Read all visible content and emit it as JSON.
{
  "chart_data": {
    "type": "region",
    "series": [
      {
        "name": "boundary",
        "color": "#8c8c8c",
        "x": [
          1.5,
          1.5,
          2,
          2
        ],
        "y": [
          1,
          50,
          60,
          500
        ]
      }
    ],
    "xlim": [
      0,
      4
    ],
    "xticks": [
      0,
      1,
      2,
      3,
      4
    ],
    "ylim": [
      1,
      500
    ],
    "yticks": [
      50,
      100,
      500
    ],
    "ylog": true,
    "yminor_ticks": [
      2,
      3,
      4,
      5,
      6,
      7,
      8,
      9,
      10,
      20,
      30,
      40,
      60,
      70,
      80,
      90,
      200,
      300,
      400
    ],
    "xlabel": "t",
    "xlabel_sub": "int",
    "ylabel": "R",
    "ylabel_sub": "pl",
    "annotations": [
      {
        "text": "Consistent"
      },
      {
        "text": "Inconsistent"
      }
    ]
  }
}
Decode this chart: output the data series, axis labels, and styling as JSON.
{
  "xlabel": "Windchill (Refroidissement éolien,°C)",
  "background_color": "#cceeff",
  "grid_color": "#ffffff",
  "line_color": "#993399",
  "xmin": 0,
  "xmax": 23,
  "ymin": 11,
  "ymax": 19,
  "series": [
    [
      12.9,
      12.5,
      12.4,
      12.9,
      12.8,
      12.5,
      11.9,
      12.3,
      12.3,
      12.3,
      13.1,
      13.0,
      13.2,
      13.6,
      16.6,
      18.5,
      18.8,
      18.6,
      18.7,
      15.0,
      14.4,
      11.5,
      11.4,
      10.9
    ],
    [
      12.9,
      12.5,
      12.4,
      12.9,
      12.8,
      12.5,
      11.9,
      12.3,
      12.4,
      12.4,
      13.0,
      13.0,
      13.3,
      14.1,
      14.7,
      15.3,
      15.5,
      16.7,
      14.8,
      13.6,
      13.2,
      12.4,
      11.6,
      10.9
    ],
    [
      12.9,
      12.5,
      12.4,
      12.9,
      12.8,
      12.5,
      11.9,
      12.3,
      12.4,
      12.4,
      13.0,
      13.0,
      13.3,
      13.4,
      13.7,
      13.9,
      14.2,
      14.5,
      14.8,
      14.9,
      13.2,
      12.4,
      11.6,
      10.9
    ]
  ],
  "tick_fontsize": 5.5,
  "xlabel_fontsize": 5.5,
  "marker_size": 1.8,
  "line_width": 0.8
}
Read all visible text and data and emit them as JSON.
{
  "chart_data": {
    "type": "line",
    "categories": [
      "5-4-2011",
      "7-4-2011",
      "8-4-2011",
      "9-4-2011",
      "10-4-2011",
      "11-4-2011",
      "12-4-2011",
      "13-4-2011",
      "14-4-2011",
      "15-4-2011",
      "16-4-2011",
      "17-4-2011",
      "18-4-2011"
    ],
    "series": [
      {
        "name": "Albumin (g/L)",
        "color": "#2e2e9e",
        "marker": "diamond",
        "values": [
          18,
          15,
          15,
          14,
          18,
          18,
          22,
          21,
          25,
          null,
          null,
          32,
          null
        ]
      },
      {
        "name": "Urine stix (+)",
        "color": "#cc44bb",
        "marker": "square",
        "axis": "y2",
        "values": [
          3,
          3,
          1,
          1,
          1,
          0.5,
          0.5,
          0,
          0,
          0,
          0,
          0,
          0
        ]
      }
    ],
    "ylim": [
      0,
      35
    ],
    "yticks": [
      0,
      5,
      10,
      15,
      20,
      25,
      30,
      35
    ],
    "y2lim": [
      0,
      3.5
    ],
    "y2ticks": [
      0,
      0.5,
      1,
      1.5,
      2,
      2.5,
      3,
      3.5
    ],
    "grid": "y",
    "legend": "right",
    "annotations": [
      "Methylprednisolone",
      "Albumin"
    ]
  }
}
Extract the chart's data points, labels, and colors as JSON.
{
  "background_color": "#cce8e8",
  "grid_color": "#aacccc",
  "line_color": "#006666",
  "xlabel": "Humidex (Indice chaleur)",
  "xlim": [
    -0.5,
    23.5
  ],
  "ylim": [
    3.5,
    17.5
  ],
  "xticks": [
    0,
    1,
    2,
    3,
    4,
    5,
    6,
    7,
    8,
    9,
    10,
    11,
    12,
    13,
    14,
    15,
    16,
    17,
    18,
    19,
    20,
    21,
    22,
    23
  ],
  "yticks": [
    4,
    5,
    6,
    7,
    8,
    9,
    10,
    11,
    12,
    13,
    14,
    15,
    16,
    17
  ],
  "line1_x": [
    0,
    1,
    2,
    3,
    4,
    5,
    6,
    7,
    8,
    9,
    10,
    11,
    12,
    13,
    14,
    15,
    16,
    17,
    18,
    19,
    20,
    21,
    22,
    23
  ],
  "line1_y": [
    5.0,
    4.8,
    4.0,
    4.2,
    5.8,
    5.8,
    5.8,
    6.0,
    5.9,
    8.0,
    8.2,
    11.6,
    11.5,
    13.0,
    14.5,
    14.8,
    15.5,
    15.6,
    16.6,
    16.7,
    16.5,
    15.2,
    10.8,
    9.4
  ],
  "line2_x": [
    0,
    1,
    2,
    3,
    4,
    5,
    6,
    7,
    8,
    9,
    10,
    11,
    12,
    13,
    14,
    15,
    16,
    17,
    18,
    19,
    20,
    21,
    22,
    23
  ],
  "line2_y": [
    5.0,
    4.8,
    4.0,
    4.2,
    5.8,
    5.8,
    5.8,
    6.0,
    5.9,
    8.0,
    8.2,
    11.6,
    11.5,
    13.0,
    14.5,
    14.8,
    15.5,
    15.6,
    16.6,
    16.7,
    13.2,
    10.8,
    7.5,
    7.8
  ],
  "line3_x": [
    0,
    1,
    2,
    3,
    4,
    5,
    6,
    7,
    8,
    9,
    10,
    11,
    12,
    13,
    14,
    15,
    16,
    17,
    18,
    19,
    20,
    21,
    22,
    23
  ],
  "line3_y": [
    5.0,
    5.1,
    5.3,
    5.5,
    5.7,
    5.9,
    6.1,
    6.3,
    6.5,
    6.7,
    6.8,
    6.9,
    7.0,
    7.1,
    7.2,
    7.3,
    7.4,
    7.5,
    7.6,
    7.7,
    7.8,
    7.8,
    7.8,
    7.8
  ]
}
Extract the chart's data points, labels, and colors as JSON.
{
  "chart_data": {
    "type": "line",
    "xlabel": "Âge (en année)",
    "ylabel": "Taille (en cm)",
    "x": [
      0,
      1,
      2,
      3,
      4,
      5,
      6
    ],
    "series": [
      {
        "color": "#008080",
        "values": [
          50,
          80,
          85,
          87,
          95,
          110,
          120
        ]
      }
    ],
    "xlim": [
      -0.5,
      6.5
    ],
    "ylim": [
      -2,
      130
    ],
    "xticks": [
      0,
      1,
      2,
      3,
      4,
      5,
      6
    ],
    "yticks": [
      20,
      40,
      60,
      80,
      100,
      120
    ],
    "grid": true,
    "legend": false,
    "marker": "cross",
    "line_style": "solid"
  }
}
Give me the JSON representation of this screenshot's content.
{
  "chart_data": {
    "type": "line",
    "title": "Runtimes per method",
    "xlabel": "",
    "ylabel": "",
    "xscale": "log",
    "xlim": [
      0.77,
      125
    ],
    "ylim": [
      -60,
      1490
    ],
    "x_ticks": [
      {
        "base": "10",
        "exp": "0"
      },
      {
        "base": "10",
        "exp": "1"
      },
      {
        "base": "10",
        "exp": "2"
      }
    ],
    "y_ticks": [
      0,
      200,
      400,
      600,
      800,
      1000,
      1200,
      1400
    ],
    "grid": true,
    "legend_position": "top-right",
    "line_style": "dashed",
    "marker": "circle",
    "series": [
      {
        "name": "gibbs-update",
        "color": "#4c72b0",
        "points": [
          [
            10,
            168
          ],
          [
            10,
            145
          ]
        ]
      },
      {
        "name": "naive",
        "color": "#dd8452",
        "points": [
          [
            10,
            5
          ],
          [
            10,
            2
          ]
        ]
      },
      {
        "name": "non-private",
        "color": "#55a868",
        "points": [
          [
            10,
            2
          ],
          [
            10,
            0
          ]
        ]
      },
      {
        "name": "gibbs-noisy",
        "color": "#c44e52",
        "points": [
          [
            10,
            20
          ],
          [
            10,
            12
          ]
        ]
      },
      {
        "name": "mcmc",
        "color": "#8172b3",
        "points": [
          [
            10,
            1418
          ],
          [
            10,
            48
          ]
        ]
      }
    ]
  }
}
_ _ _ _
◆ SET TASK
Quote only the lines from the one containing "Give me the" through the final line of the records, with both ends included.

◆ SOLUTION
Give me the JSON representation of this screenshot's content.
{
  "chart_data": {
    "type": "line",
    "title": "Runtimes per method",
    "xlabel": "",
    "ylabel": "",
    "xscale": "log",
    "xlim": [
      0.77,
      125
    ],
    "ylim": [
      -60,
      1490
    ],
    "x_ticks": [
      {
        "base": "10",
        "exp": "0"
      },
      {
        "base": "10",
        "exp": "1"
      },
      {
        "base": "10",
        "exp": "2"
      }
    ],
    "y_ticks": [
      0,
      200,
      400,
      600,
      800,
      1000,
      1200,
      1400
    ],
    "grid": true,
    "legend_position": "top-right",
    "line_style": "dashed",
    "marker": "circle",
    "series": [
      {
        "name": "gibbs-update",
        "color": "#4c72b0",
        "points": [
          [
            10,
            168
          ],
          [
            10,
            145
          ]
        ]
      },
      {
        "name": "naive",
        "color": "#dd8452",
        "points": [
          [
            10,
            5
          ],
          [
            10,
            2
          ]
        ]
      },
      {
        "name": "non-private",
        "color": "#55a868",
        "points": [
          [
            10,
            2
          ],
          [
            10,
            0
          ]
        ]
      },
      {
        "name": "gibbs-noisy",
        "color": "#c44e52",
        "points": [
          [
            10,
            20
          ],
          [
            10,
            12
          ]
        ]
      },
      {
        "name": "mcmc",
        "color": "#8172b3",
        "points": [
          [
            10,
            1418
          ],
          [
            10,
            48
          ]
        ]
      }
    ]
  }
}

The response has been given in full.